Figure collection entries:
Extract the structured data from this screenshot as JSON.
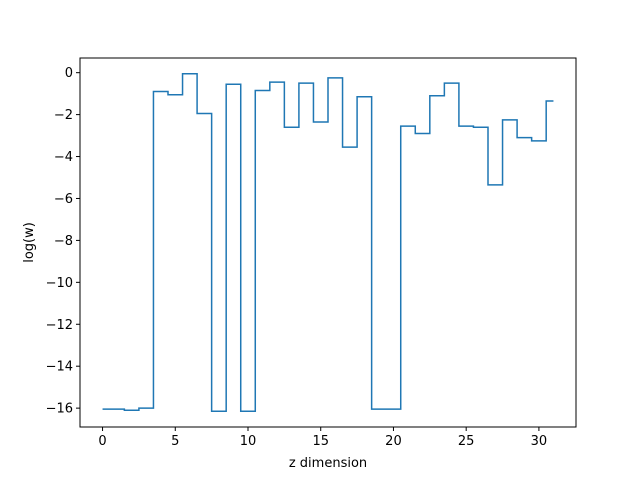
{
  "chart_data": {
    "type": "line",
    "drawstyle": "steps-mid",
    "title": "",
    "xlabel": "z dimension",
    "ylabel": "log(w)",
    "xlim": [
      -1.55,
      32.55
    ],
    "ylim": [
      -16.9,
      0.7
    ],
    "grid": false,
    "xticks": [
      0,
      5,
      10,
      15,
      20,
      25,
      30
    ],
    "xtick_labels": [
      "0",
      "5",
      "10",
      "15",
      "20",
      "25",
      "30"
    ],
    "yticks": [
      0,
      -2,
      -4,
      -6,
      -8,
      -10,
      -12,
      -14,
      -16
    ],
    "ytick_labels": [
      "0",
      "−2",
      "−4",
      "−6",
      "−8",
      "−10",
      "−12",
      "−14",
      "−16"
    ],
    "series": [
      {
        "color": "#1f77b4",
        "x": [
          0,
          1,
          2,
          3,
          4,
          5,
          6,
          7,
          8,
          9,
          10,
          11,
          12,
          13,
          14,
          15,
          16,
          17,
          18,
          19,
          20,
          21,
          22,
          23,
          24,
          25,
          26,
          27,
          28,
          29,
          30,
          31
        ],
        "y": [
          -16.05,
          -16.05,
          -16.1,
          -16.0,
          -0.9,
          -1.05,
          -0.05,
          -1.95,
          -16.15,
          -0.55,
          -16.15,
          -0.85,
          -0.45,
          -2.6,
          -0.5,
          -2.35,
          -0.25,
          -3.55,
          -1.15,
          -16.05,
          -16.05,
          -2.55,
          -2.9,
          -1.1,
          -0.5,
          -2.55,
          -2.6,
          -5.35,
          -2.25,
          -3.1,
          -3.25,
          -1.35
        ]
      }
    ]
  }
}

**Stated task**
Write the full listing out again with every line unchanged, but include no pictures.

**Solved problem**
Extract the structured data from this screenshot as JSON.
{
  "chart_data": {
    "type": "line",
    "drawstyle": "steps-mid",
    "title": "",
    "xlabel": "z dimension",
    "ylabel": "log(w)",
    "xlim": [
      -1.55,
      32.55
    ],
    "ylim": [
      -16.9,
      0.7
    ],
    "grid": false,
    "xticks": [
      0,
      5,
      10,
      15,
      20,
      25,
      30
    ],
    "xtick_labels": [
      "0",
      "5",
      "10",
      "15",
      "20",
      "25",
      "30"
    ],
    "yticks": [
      0,
      -2,
      -4,
      -6,
      -8,
      -10,
      -12,
      -14,
      -16
    ],
    "ytick_labels": [
      "0",
      "−2",
      "−4",
      "−6",
      "−8",
      "−10",
      "−12",
      "−14",
      "−16"
    ],
    "series": [
      {
        "color": "#1f77b4",
        "x": [
          0,
          1,
          2,
          3,
          4,
          5,
          6,
          7,
          8,
          9,
          10,
          11,
          12,
          13,
          14,
          15,
          16,
          17,
          18,
          19,
          20,
          21,
          22,
          23,
          24,
          25,
          26,
          27,
          28,
          29,
          30,
          31
        ],
        "y": [
          -16.05,
          -16.05,
          -16.1,
          -16.0,
          -0.9,
          -1.05,
          -0.05,
          -1.95,
          -16.15,
          -0.55,
          -16.15,
          -0.85,
          -0.45,
          -2.6,
          -0.5,
          -2.35,
          -0.25,
          -3.55,
          -1.15,
          -16.05,
          -16.05,
          -2.55,
          -2.9,
          -1.1,
          -0.5,
          -2.55,
          -2.6,
          -5.35,
          -2.25,
          -3.1,
          -3.25,
          -1.35
        ]
      }
    ]
  }
}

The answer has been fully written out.